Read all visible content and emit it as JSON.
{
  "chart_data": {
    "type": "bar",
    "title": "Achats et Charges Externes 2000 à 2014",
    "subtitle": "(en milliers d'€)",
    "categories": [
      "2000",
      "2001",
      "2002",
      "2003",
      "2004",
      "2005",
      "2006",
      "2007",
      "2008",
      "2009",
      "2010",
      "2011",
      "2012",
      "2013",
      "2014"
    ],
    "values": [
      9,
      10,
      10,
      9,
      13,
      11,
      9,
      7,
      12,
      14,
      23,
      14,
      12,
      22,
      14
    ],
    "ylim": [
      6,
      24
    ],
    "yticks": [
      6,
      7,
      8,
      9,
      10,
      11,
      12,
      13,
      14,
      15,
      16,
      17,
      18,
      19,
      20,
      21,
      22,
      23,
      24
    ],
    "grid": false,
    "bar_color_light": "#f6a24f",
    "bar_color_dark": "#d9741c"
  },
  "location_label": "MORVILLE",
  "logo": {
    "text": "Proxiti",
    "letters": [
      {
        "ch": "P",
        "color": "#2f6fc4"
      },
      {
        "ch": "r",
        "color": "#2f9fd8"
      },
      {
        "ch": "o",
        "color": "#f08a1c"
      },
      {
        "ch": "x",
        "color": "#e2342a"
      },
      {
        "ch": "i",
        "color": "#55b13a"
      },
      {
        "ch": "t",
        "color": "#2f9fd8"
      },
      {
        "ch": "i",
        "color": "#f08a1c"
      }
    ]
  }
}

• [Exercise instructions]: Each line of the listing should be copied exactly.

• [Written response]:
Read all visible content and emit it as JSON.
{
  "chart_data": {
    "type": "bar",
    "title": "Achats et Charges Externes 2000 à 2014",
    "subtitle": "(en milliers d'€)",
    "categories": [
      "2000",
      "2001",
      "2002",
      "2003",
      "2004",
      "2005",
      "2006",
      "2007",
      "2008",
      "2009",
      "2010",
      "2011",
      "2012",
      "2013",
      "2014"
    ],
    "values": [
      9,
      10,
      10,
      9,
      13,
      11,
      9,
      7,
      12,
      14,
      23,
      14,
      12,
      22,
      14
    ],
    "ylim": [
      6,
      24
    ],
    "yticks": [
      6,
      7,
      8,
      9,
      10,
      11,
      12,
      13,
      14,
      15,
      16,
      17,
      18,
      19,
      20,
      21,
      22,
      23,
      24
    ],
    "grid": false,
    "bar_color_light": "#f6a24f",
    "bar_color_dark": "#d9741c"
  },
  "location_label": "MORVILLE",
  "logo": {
    "text": "Proxiti",
    "letters": [
      {
        "ch": "P",
        "color": "#2f6fc4"
      },
      {
        "ch": "r",
        "color": "#2f9fd8"
      },
      {
        "ch": "o",
        "color": "#f08a1c"
      },
      {
        "ch": "x",
        "color": "#e2342a"
      },
      {
        "ch": "i",
        "color": "#55b13a"
      },
      {
        "ch": "t",
        "color": "#2f9fd8"
      },
      {
        "ch": "i",
        "color": "#f08a1c"
      }
    ]
  }
}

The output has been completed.